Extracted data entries
######
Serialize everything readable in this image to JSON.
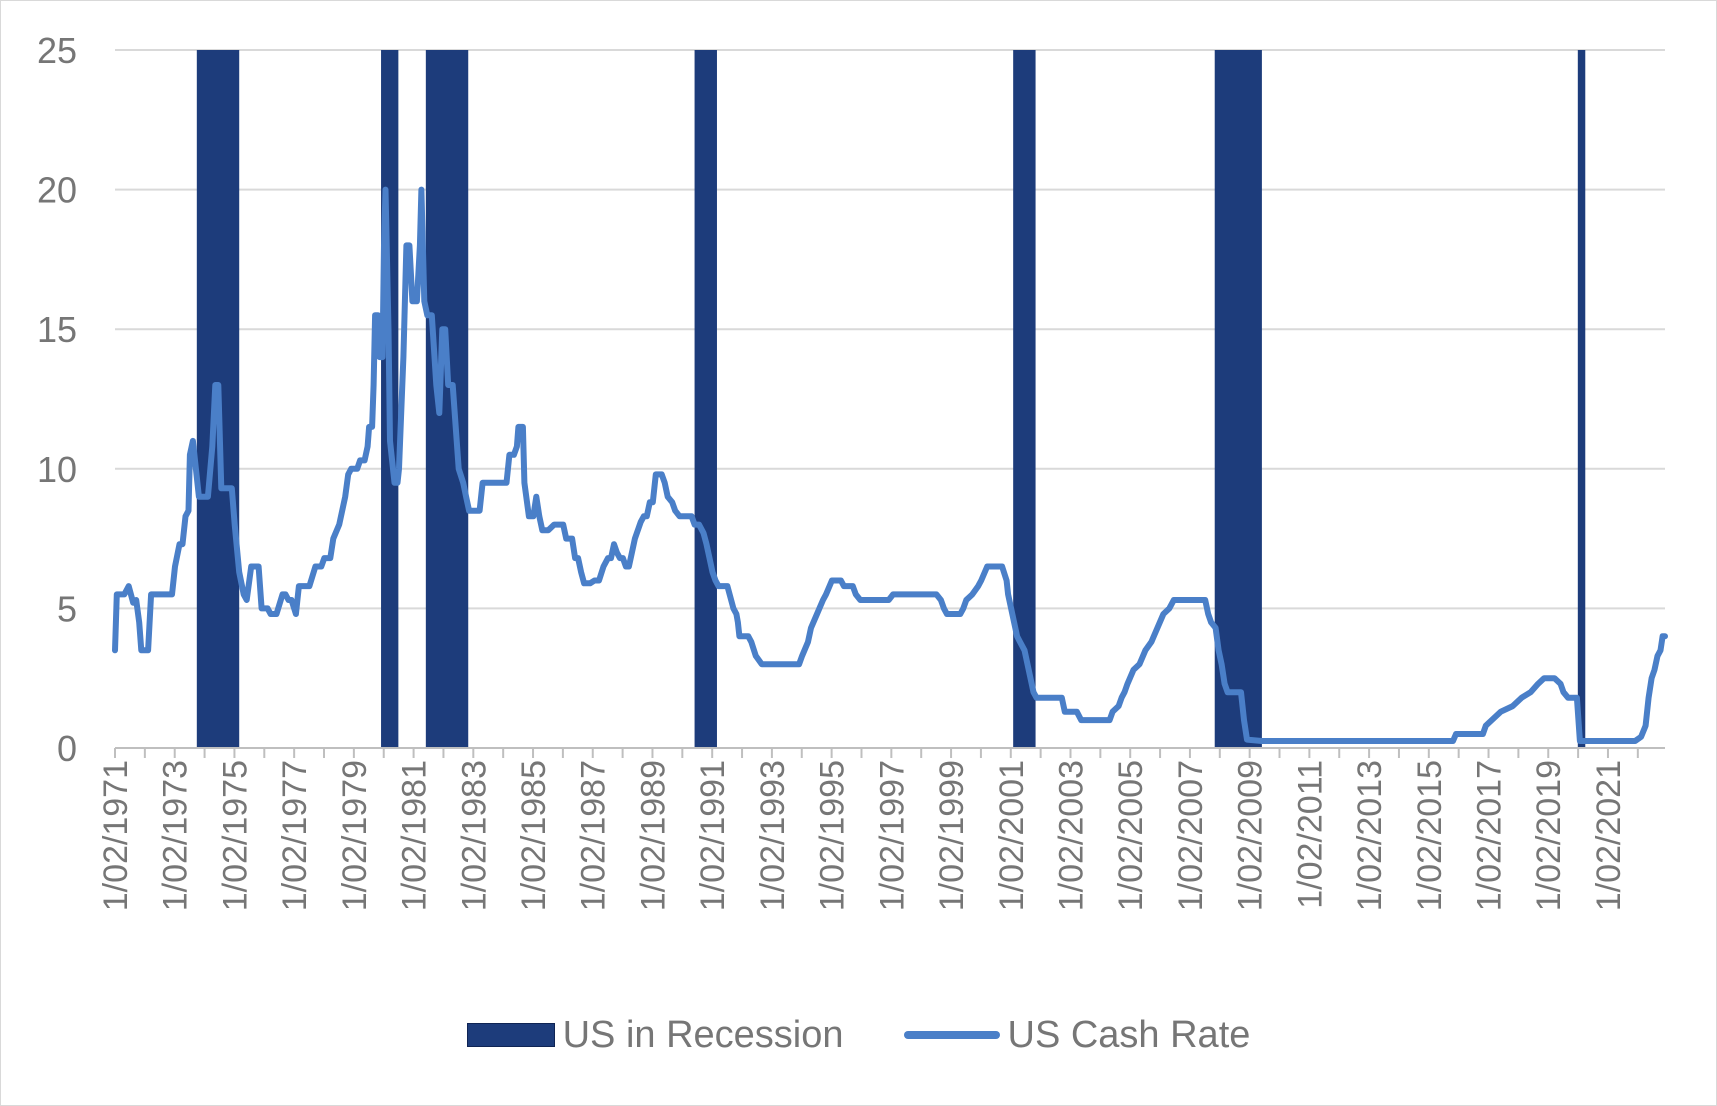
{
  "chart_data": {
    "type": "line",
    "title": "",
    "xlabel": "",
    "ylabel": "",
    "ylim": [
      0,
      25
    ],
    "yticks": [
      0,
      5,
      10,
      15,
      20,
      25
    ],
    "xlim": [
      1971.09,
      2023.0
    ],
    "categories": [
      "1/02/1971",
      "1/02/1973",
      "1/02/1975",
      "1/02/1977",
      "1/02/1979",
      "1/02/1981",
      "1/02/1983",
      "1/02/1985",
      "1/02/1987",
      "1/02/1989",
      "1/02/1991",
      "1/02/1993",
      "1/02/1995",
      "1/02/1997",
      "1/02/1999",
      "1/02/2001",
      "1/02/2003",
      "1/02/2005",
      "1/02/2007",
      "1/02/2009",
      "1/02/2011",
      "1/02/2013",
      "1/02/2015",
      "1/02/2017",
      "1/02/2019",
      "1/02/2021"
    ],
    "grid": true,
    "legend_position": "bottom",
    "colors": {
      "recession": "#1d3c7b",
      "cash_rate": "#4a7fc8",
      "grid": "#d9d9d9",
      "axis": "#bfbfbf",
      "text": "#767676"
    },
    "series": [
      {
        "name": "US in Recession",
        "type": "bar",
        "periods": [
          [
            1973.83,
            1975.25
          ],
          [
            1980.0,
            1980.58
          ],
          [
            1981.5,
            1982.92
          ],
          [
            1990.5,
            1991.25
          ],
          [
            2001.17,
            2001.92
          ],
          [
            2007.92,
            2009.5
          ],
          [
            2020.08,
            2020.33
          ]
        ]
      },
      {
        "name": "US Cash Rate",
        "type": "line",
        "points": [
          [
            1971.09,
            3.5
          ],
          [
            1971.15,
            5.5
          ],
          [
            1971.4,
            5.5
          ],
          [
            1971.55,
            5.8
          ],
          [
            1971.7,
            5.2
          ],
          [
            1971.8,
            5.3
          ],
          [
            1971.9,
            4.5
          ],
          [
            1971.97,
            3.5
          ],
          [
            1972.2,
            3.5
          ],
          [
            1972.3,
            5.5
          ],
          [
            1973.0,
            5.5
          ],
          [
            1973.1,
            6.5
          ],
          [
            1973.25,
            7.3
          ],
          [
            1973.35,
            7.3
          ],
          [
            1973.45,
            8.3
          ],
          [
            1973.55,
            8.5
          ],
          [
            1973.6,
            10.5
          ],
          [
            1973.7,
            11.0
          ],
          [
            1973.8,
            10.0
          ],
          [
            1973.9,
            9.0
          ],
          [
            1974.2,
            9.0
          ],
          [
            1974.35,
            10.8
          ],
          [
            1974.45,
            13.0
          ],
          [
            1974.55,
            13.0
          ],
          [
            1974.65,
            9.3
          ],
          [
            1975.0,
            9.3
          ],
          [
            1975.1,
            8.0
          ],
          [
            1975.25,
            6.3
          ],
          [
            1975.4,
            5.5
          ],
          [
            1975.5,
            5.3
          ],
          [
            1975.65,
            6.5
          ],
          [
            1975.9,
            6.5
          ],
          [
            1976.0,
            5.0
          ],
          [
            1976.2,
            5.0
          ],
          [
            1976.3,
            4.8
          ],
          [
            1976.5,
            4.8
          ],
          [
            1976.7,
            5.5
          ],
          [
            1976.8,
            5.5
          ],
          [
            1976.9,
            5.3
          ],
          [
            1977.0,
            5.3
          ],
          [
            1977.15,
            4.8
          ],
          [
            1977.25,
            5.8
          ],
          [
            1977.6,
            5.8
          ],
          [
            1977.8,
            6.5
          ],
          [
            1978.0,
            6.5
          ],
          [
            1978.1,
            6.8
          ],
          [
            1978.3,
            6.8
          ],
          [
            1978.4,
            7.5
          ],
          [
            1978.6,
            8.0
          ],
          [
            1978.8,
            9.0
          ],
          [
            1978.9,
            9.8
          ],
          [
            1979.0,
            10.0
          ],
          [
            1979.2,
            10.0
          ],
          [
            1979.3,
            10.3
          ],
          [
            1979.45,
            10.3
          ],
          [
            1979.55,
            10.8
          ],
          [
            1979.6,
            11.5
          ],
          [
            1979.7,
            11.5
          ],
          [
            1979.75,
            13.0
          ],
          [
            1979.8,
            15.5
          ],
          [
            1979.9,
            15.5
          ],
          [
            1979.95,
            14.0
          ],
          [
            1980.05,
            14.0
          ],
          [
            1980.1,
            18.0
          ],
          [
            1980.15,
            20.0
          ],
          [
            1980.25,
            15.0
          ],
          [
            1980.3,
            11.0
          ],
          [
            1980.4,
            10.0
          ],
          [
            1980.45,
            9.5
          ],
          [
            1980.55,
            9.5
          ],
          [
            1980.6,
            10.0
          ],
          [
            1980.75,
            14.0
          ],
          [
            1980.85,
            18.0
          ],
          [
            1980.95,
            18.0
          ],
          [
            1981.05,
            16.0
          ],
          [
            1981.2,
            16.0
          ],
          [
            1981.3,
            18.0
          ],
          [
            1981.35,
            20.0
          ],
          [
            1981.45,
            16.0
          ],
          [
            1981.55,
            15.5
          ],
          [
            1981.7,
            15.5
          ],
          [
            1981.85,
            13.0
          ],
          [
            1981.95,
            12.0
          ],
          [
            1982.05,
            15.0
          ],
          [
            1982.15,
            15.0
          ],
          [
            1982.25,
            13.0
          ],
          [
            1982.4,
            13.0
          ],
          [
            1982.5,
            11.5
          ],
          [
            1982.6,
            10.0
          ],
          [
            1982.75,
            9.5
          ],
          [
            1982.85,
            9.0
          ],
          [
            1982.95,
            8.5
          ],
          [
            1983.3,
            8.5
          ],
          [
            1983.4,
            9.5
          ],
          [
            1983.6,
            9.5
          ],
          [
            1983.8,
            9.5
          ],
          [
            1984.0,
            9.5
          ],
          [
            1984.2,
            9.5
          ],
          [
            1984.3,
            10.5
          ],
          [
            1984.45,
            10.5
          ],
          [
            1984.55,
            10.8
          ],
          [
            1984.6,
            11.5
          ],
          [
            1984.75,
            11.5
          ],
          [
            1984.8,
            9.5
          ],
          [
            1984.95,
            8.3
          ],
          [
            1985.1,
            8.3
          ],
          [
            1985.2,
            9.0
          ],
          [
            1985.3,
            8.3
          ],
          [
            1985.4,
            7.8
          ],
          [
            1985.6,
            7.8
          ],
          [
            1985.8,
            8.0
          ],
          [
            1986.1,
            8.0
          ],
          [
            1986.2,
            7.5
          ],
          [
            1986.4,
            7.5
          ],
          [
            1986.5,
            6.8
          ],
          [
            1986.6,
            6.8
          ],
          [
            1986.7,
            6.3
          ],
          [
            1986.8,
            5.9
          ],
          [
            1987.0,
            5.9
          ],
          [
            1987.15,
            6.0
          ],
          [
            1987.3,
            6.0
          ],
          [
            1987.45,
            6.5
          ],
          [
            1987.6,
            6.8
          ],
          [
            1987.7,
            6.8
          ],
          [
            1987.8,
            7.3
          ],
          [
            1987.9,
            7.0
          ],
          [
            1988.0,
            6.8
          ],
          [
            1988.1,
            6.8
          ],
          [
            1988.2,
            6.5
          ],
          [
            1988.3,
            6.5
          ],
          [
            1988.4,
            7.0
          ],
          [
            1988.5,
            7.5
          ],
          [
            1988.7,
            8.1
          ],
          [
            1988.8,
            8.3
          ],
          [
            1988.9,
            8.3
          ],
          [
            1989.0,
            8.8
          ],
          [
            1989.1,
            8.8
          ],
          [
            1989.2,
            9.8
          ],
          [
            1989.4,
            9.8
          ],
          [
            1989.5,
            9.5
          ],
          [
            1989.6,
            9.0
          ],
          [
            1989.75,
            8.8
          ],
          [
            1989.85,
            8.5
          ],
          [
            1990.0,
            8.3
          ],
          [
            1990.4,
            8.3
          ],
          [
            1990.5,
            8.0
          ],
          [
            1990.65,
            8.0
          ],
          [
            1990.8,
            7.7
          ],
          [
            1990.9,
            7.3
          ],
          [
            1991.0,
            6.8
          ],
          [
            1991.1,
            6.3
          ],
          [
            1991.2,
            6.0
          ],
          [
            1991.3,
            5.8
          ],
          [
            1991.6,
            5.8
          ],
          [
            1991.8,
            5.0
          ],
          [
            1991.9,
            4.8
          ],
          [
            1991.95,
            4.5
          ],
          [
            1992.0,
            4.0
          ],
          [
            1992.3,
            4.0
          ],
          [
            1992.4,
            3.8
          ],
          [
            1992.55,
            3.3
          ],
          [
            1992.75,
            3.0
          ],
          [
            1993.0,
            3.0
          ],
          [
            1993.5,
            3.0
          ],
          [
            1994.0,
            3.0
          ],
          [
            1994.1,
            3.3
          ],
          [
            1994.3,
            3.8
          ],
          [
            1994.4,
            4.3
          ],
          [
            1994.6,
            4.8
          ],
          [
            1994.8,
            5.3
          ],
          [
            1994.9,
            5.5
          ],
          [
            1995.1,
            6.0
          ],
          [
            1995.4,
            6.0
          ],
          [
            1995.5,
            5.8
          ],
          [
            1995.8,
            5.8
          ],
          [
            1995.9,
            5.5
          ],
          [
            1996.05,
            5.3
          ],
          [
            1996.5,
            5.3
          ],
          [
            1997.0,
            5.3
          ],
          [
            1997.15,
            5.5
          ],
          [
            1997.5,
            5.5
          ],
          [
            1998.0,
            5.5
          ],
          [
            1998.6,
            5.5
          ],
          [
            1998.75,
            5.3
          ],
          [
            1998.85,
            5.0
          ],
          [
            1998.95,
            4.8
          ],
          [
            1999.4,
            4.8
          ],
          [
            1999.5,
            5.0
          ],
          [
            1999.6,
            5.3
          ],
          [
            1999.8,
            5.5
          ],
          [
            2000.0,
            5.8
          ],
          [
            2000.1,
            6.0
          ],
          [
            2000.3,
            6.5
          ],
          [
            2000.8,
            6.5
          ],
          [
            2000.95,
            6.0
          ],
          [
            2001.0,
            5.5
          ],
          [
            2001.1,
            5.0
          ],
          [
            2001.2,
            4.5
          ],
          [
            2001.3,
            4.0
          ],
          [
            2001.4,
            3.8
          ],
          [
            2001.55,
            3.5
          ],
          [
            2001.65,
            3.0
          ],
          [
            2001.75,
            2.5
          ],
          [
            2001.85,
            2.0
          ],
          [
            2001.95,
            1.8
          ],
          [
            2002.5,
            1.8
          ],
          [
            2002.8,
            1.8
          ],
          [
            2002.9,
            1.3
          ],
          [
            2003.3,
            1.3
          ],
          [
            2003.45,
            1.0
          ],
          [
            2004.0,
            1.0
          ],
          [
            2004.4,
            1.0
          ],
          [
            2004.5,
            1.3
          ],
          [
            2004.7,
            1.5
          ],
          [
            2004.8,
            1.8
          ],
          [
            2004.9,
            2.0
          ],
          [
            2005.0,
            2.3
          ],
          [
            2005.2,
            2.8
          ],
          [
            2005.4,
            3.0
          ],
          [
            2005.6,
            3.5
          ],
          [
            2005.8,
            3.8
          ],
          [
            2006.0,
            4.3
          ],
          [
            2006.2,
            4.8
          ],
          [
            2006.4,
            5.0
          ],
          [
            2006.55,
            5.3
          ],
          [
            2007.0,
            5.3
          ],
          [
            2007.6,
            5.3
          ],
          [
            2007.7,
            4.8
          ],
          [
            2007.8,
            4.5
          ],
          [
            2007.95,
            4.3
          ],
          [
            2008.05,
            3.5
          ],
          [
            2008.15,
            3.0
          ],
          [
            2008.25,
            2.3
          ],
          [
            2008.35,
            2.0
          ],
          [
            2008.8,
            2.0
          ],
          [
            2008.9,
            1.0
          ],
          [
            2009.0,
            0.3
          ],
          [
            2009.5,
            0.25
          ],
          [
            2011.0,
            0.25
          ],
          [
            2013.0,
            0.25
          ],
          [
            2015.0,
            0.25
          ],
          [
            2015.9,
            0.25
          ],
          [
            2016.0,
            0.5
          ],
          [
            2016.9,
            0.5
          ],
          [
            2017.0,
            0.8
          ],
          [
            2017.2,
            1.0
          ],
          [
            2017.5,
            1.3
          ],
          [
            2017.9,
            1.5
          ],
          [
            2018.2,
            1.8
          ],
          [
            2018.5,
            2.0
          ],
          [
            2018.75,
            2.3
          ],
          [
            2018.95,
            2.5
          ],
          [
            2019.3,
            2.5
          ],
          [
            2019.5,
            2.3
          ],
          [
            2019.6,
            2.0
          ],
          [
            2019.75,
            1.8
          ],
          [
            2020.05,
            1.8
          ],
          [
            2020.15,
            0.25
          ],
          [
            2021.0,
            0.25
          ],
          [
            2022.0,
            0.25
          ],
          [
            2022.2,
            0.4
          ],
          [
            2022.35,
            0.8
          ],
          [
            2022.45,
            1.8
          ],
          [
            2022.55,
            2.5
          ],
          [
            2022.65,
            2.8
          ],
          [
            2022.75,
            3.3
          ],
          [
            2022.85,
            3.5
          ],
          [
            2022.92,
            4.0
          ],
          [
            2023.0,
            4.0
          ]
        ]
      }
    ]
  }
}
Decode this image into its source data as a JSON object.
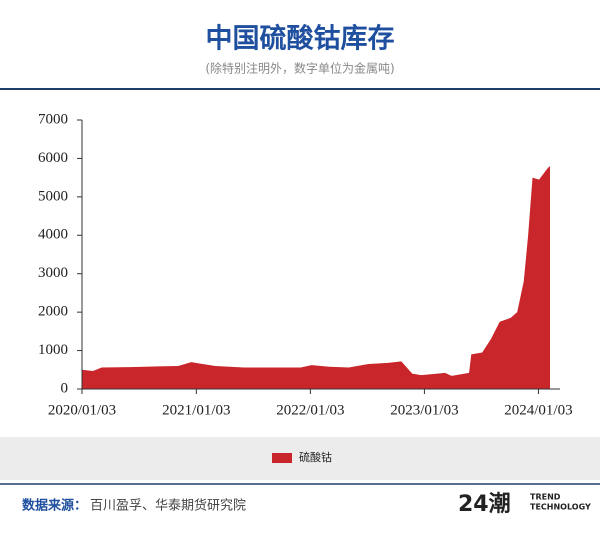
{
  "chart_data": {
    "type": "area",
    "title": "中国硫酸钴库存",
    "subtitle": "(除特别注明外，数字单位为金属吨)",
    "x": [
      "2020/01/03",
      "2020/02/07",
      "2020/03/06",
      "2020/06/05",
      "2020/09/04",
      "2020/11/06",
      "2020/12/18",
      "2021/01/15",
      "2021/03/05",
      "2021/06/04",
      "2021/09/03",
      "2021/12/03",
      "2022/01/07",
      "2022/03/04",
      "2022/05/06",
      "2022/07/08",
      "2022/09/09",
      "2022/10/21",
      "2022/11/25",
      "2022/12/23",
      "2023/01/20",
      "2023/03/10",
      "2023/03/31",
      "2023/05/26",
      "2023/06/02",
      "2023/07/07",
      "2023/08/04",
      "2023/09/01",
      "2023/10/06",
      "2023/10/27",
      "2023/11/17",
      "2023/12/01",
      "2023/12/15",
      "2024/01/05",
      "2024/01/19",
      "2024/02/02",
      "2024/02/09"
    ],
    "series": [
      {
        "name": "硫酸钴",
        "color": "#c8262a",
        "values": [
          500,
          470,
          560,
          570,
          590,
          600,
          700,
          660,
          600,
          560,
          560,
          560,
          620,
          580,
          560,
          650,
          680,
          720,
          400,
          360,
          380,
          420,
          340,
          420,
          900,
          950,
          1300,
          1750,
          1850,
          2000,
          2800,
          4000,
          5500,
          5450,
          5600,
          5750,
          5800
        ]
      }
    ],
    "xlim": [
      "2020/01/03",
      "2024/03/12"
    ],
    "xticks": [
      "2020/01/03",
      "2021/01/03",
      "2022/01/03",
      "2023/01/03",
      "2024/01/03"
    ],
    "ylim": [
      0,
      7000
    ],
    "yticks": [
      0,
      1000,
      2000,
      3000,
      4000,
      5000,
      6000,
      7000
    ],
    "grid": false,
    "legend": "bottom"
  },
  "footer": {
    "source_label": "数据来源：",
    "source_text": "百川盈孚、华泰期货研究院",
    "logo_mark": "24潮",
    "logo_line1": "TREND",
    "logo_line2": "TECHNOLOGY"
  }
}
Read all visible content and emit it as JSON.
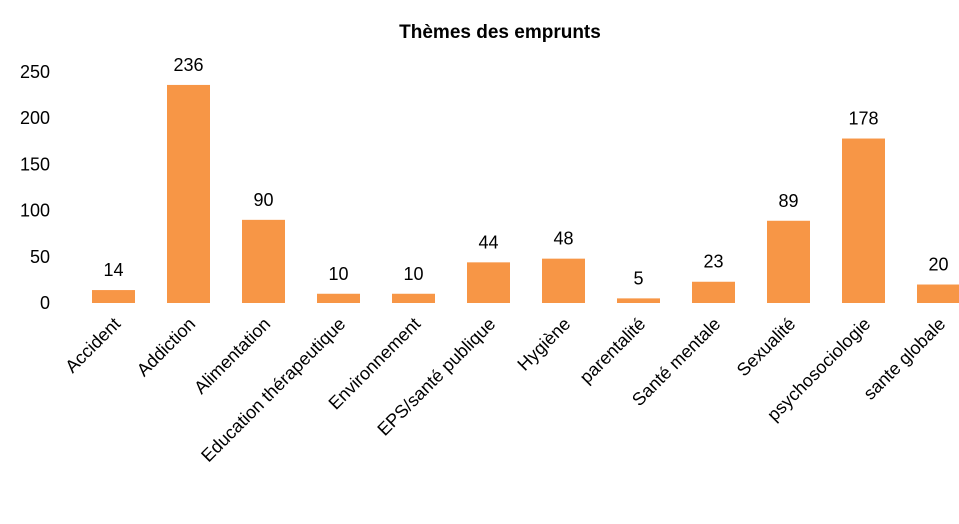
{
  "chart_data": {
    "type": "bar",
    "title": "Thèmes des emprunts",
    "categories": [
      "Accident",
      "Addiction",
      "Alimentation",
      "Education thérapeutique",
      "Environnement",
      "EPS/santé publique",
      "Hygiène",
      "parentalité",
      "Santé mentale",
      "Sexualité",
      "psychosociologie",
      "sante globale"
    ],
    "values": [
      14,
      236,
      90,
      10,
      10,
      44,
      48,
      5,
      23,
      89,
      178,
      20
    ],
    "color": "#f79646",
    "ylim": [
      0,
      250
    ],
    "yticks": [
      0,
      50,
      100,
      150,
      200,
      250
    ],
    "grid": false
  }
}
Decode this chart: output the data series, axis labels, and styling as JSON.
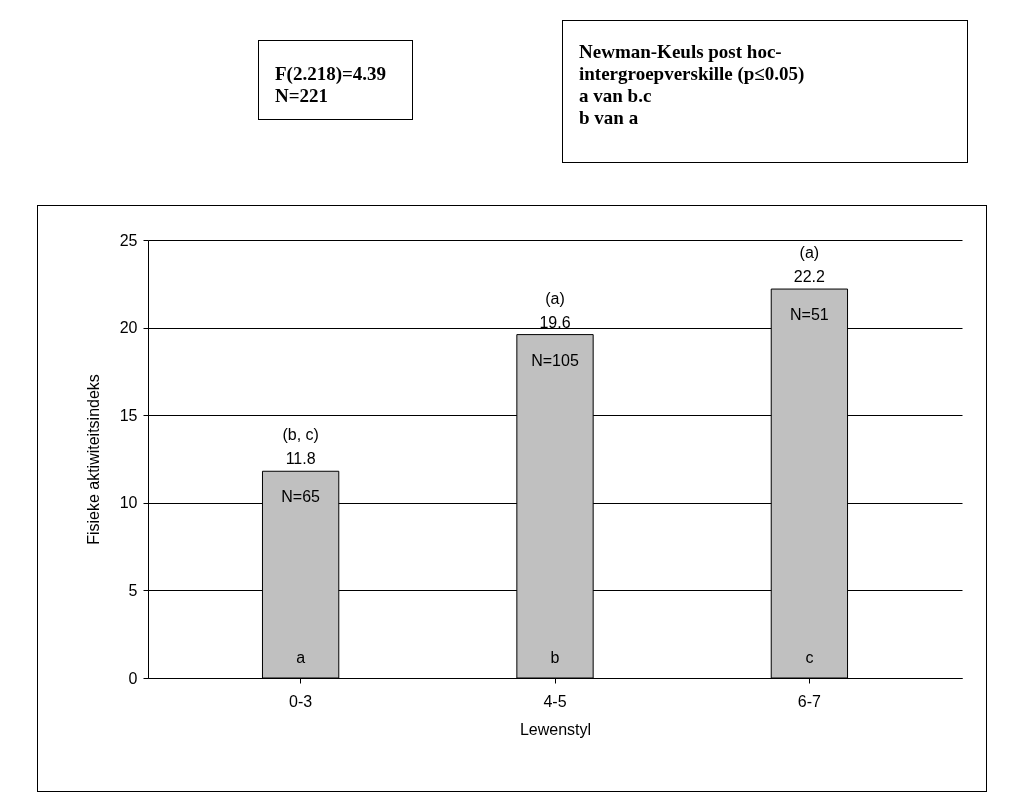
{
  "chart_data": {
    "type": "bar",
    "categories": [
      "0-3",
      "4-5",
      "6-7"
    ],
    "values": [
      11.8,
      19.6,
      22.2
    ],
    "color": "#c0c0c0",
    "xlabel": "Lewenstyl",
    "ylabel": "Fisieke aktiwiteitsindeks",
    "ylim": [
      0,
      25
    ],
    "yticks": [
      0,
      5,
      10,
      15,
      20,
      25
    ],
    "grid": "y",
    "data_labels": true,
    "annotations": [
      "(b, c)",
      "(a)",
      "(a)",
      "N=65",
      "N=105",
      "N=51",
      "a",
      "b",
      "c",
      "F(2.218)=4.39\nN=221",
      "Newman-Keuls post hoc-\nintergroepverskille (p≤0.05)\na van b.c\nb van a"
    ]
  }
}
######
_Problem requirements_
In the records above, locate each line with the word "grid". Copy all such lines.

_Task output_
    "grid": true,
      "grid": "#d9d9d9",
    "grid": false,
    "grid": false
    "grid": "y",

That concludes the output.